**What to work on:**
Your task is to copy every line of the records below that contains "Form".

**Rows:**

--------------------

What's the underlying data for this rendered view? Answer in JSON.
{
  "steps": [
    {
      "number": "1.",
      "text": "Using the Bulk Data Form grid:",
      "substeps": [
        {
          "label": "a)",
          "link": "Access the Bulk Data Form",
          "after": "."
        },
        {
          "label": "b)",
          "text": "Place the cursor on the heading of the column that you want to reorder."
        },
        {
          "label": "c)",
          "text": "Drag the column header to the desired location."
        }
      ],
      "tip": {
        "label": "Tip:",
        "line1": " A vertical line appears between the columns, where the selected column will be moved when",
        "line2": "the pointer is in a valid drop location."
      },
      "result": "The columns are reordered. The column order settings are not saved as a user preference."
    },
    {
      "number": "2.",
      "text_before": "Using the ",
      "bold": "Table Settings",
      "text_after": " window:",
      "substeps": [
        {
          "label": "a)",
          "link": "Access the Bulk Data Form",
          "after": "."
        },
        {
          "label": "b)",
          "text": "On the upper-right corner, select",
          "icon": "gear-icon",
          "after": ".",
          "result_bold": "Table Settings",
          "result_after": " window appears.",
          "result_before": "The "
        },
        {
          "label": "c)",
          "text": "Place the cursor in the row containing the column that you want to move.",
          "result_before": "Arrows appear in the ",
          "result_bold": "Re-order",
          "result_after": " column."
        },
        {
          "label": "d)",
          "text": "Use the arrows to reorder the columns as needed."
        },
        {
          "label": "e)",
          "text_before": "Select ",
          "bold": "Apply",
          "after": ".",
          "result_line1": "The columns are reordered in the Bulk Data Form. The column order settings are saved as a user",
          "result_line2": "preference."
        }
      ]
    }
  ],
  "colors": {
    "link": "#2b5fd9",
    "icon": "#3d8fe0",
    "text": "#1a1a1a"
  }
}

--------------------

**Answer to the exercise:**
      "text": "Using the Bulk Data Form grid:",
          "link": "Access the Bulk Data Form",
          "link": "Access the Bulk Data Form",
          "result_line1": "The columns are reordered in the Bulk Data Form. The column order settings are saved as a user",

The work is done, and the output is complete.